**LISTING**

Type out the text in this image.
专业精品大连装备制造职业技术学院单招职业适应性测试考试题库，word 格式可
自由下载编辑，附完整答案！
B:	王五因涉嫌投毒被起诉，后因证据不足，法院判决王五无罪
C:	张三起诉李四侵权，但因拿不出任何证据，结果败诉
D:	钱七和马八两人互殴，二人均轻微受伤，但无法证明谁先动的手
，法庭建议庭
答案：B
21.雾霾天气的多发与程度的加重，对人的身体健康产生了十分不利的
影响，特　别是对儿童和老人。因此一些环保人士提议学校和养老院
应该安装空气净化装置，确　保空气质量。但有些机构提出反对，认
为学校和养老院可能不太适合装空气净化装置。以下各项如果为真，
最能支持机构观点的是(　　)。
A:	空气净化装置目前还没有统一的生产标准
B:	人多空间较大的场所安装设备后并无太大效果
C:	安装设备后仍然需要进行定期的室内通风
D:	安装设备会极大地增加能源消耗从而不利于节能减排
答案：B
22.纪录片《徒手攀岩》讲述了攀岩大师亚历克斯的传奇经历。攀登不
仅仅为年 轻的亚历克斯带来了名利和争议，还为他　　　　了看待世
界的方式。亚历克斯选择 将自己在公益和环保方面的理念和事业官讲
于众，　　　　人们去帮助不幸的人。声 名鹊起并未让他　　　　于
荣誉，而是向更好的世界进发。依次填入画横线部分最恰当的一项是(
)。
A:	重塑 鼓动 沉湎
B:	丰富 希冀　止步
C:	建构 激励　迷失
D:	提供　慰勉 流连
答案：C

**GIVEN PROBLEM**
Set out the complete listing exactly as shown.

**RESULT FOR THIS TASK**
Type out the text in this image.
专业精品大连装备制造职业技术学院单招职业适应性测试考试题库，word 格式可
自由下载编辑，附完整答案！
B:	王五因涉嫌投毒被起诉，后因证据不足，法院判决王五无罪
C:	张三起诉李四侵权，但因拿不出任何证据，结果败诉
D:	钱七和马八两人互殴，二人均轻微受伤，但无法证明谁先动的手
，法庭建议庭
答案：B
21.雾霾天气的多发与程度的加重，对人的身体健康产生了十分不利的
影响，特　别是对儿童和老人。因此一些环保人士提议学校和养老院
应该安装空气净化装置，确　保空气质量。但有些机构提出反对，认
为学校和养老院可能不太适合装空气净化装置。以下各项如果为真，
最能支持机构观点的是(　　)。
A:	空气净化装置目前还没有统一的生产标准
B:	人多空间较大的场所安装设备后并无太大效果
C:	安装设备后仍然需要进行定期的室内通风
D:	安装设备会极大地增加能源消耗从而不利于节能减排
答案：B
22.纪录片《徒手攀岩》讲述了攀岩大师亚历克斯的传奇经历。攀登不
仅仅为年 轻的亚历克斯带来了名利和争议，还为他　　　　了看待世
界的方式。亚历克斯选择 将自己在公益和环保方面的理念和事业官讲
于众，　　　　人们去帮助不幸的人。声 名鹊起并未让他　　　　于
荣誉，而是向更好的世界进发。依次填入画横线部分最恰当的一项是(
)。
A:	重塑 鼓动 沉湎
B:	丰富 希冀　止步
C:	建构 激励　迷失
D:	提供　慰勉 流连
答案：C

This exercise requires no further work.